[Entries]
::::::

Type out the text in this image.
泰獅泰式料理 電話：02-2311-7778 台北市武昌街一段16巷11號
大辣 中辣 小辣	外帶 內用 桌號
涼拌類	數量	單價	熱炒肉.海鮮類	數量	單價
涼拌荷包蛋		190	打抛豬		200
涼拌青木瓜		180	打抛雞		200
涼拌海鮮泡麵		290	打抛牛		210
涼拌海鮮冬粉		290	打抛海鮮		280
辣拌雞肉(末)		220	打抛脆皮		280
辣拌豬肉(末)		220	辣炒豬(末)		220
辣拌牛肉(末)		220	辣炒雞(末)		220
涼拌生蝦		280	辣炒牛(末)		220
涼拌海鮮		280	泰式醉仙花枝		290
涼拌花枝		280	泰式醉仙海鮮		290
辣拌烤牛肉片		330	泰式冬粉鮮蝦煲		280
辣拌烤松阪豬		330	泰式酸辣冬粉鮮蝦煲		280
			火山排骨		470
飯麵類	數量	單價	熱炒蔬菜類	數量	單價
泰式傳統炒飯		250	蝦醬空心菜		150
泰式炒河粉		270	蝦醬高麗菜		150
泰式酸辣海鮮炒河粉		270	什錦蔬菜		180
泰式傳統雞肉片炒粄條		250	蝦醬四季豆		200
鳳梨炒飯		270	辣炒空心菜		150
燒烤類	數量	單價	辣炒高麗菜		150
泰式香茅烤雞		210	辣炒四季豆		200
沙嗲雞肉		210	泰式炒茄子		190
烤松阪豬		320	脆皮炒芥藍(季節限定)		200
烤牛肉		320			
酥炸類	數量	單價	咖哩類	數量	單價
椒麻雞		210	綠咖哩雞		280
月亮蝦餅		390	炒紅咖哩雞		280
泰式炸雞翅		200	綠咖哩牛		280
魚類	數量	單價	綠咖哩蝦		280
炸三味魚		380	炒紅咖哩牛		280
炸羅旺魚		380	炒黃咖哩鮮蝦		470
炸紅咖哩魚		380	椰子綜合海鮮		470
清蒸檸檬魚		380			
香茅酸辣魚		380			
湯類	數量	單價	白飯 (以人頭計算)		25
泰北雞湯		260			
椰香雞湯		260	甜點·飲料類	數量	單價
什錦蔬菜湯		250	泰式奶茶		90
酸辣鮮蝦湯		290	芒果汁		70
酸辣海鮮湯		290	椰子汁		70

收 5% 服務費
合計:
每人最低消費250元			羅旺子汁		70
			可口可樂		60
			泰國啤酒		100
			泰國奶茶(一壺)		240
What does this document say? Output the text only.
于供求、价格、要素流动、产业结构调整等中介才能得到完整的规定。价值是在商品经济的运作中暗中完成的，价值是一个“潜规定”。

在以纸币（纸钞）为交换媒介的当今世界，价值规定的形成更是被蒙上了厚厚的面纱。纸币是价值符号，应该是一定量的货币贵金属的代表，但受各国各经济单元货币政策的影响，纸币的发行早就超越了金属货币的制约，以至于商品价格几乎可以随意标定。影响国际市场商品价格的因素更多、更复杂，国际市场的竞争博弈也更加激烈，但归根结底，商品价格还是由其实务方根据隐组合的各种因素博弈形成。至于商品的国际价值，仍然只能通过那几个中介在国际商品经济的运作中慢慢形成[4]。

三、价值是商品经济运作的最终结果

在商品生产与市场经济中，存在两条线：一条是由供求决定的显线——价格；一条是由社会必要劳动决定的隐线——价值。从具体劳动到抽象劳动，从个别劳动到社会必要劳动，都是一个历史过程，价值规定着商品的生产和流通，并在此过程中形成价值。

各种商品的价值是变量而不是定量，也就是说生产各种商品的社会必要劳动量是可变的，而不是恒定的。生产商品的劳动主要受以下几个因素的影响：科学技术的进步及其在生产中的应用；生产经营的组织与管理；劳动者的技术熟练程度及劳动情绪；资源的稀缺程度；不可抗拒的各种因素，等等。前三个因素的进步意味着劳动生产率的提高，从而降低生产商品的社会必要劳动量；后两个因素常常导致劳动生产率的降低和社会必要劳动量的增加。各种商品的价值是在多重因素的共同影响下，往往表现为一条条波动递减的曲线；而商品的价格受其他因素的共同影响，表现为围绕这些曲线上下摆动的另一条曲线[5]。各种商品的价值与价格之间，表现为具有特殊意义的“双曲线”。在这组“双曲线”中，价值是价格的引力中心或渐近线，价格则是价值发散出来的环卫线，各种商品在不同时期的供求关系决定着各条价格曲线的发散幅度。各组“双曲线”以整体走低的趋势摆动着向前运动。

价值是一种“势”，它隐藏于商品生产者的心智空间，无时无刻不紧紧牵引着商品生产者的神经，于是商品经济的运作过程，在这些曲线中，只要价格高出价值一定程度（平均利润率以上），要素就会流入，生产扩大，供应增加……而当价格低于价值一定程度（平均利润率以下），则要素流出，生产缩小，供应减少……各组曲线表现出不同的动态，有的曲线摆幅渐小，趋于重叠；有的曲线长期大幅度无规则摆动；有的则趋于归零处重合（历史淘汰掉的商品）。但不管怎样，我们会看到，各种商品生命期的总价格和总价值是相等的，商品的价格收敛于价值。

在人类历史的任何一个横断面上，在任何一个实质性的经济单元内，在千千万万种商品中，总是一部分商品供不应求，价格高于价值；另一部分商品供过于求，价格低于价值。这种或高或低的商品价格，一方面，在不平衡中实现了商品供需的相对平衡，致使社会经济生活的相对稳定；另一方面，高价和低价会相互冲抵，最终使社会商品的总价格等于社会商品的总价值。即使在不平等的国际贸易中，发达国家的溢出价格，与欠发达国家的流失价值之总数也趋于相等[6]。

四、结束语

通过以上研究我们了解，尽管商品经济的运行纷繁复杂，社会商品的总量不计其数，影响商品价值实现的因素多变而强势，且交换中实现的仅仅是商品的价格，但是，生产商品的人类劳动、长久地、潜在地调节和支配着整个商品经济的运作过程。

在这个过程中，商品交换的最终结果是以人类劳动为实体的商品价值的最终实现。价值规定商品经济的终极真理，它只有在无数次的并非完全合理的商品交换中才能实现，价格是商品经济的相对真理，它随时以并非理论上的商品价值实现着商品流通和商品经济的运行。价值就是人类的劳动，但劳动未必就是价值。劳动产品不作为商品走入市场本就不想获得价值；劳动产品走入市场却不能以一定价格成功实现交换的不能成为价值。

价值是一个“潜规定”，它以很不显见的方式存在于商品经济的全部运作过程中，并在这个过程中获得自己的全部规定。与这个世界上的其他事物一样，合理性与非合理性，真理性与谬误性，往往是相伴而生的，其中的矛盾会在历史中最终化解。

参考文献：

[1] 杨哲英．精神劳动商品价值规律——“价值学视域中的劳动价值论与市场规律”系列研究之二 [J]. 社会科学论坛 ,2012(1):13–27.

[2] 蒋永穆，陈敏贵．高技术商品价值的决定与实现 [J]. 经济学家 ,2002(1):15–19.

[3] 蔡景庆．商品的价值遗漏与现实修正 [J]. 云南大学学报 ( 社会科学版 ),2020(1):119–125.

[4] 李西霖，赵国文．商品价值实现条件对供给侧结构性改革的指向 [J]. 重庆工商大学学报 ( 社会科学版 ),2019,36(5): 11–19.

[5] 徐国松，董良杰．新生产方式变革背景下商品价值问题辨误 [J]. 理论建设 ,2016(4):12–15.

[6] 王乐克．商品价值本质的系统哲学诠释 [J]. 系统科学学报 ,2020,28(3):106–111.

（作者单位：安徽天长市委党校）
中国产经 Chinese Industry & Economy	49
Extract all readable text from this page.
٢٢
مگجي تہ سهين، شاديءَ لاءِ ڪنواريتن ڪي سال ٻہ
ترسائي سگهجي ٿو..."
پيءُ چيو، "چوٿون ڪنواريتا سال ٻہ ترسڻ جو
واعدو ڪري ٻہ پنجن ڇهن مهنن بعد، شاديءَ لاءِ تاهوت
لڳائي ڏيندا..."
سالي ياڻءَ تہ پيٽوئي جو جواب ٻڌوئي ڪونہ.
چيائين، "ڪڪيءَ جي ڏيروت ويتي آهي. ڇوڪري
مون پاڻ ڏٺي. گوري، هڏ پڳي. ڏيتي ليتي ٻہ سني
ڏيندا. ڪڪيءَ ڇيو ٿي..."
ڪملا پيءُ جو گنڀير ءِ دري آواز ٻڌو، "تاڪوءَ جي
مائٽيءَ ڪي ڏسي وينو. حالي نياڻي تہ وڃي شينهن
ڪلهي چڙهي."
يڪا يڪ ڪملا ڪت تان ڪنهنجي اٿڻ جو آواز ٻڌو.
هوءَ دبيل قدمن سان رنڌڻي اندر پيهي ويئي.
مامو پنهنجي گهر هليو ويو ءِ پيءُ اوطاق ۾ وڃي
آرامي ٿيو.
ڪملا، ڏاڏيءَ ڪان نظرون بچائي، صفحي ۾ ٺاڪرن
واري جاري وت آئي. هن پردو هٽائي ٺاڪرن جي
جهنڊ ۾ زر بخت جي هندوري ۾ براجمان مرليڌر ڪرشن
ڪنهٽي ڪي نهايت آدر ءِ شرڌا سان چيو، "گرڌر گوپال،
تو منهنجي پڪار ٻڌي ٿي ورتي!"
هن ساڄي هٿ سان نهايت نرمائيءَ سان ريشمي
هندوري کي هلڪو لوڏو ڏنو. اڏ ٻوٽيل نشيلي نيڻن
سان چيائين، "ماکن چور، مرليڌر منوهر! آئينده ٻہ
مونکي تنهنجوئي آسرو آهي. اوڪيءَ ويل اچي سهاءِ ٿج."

::::::

[Exercise details] Output the line holding "Extract all readable text from this page.", then every later line through the end of the records above, exactly as given and nothing else.

[Final result]
Extract all readable text from this page.
٢٢
مگجي تہ سهين، شاديءَ لاءِ ڪنواريتن ڪي سال ٻہ
ترسائي سگهجي ٿو..."
پيءُ چيو، "چوٿون ڪنواريتا سال ٻہ ترسڻ جو
واعدو ڪري ٻہ پنجن ڇهن مهنن بعد، شاديءَ لاءِ تاهوت
لڳائي ڏيندا..."
سالي ياڻءَ تہ پيٽوئي جو جواب ٻڌوئي ڪونہ.
چيائين، "ڪڪيءَ جي ڏيروت ويتي آهي. ڇوڪري
مون پاڻ ڏٺي. گوري، هڏ پڳي. ڏيتي ليتي ٻہ سني
ڏيندا. ڪڪيءَ ڇيو ٿي..."
ڪملا پيءُ جو گنڀير ءِ دري آواز ٻڌو، "تاڪوءَ جي
مائٽيءَ ڪي ڏسي وينو. حالي نياڻي تہ وڃي شينهن
ڪلهي چڙهي."
يڪا يڪ ڪملا ڪت تان ڪنهنجي اٿڻ جو آواز ٻڌو.
هوءَ دبيل قدمن سان رنڌڻي اندر پيهي ويئي.
مامو پنهنجي گهر هليو ويو ءِ پيءُ اوطاق ۾ وڃي
آرامي ٿيو.
ڪملا، ڏاڏيءَ ڪان نظرون بچائي، صفحي ۾ ٺاڪرن
واري جاري وت آئي. هن پردو هٽائي ٺاڪرن جي
جهنڊ ۾ زر بخت جي هندوري ۾ براجمان مرليڌر ڪرشن
ڪنهٽي ڪي نهايت آدر ءِ شرڌا سان چيو، "گرڌر گوپال،
تو منهنجي پڪار ٻڌي ٿي ورتي!"
هن ساڄي هٿ سان نهايت نرمائيءَ سان ريشمي
هندوري کي هلڪو لوڏو ڏنو. اڏ ٻوٽيل نشيلي نيڻن
سان چيائين، "ماکن چور، مرليڌر منوهر! آئينده ٻہ
مونکي تنهنجوئي آسرو آهي. اوڪيءَ ويل اچي سهاءِ ٿج."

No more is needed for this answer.